Recorded data:
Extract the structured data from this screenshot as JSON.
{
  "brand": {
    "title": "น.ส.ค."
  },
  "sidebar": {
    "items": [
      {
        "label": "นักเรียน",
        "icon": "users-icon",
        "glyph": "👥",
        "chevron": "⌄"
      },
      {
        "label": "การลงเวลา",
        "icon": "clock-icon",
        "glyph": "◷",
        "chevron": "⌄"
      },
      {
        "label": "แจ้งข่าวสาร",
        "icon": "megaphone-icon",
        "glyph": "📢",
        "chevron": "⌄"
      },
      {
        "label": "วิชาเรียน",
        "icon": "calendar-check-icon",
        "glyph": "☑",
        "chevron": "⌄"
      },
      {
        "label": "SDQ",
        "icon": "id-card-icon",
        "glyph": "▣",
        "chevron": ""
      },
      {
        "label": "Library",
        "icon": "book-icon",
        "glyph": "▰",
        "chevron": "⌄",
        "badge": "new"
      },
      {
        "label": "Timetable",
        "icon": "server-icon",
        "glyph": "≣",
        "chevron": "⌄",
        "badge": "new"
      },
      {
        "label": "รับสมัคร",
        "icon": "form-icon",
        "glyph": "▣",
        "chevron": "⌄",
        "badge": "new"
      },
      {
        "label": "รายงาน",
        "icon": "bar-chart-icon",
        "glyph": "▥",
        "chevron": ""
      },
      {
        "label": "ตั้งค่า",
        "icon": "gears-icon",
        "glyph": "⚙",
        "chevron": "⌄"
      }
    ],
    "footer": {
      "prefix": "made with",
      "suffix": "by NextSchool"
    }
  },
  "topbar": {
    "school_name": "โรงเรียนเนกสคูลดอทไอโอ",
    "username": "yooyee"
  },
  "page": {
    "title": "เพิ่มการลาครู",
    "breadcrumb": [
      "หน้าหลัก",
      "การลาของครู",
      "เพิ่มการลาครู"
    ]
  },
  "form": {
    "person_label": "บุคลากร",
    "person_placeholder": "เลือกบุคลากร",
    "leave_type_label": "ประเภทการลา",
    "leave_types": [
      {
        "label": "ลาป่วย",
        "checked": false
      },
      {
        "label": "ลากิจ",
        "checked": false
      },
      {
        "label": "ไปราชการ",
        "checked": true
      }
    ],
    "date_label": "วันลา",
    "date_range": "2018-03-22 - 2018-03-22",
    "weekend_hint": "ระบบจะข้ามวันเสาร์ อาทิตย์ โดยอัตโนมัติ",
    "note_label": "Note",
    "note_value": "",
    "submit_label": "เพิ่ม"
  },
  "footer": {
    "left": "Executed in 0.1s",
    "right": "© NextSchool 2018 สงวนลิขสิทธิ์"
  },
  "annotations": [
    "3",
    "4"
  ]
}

● **EXERCISE PROMPT**: Exactly as shown, repeat every record.

● **FULL ANSWER**:
Extract the structured data from this screenshot as JSON.
{
  "brand": {
    "title": "น.ส.ค."
  },
  "sidebar": {
    "items": [
      {
        "label": "นักเรียน",
        "icon": "users-icon",
        "glyph": "👥",
        "chevron": "⌄"
      },
      {
        "label": "การลงเวลา",
        "icon": "clock-icon",
        "glyph": "◷",
        "chevron": "⌄"
      },
      {
        "label": "แจ้งข่าวสาร",
        "icon": "megaphone-icon",
        "glyph": "📢",
        "chevron": "⌄"
      },
      {
        "label": "วิชาเรียน",
        "icon": "calendar-check-icon",
        "glyph": "☑",
        "chevron": "⌄"
      },
      {
        "label": "SDQ",
        "icon": "id-card-icon",
        "glyph": "▣",
        "chevron": ""
      },
      {
        "label": "Library",
        "icon": "book-icon",
        "glyph": "▰",
        "chevron": "⌄",
        "badge": "new"
      },
      {
        "label": "Timetable",
        "icon": "server-icon",
        "glyph": "≣",
        "chevron": "⌄",
        "badge": "new"
      },
      {
        "label": "รับสมัคร",
        "icon": "form-icon",
        "glyph": "▣",
        "chevron": "⌄",
        "badge": "new"
      },
      {
        "label": "รายงาน",
        "icon": "bar-chart-icon",
        "glyph": "▥",
        "chevron": ""
      },
      {
        "label": "ตั้งค่า",
        "icon": "gears-icon",
        "glyph": "⚙",
        "chevron": "⌄"
      }
    ],
    "footer": {
      "prefix": "made with",
      "suffix": "by NextSchool"
    }
  },
  "topbar": {
    "school_name": "โรงเรียนเนกสคูลดอทไอโอ",
    "username": "yooyee"
  },
  "page": {
    "title": "เพิ่มการลาครู",
    "breadcrumb": [
      "หน้าหลัก",
      "การลาของครู",
      "เพิ่มการลาครู"
    ]
  },
  "form": {
    "person_label": "บุคลากร",
    "person_placeholder": "เลือกบุคลากร",
    "leave_type_label": "ประเภทการลา",
    "leave_types": [
      {
        "label": "ลาป่วย",
        "checked": false
      },
      {
        "label": "ลากิจ",
        "checked": false
      },
      {
        "label": "ไปราชการ",
        "checked": true
      }
    ],
    "date_label": "วันลา",
    "date_range": "2018-03-22 - 2018-03-22",
    "weekend_hint": "ระบบจะข้ามวันเสาร์ อาทิตย์ โดยอัตโนมัติ",
    "note_label": "Note",
    "note_value": "",
    "submit_label": "เพิ่ม"
  },
  "footer": {
    "left": "Executed in 0.1s",
    "right": "© NextSchool 2018 สงวนลิขสิทธิ์"
  },
  "annotations": [
    "3",
    "4"
  ]
}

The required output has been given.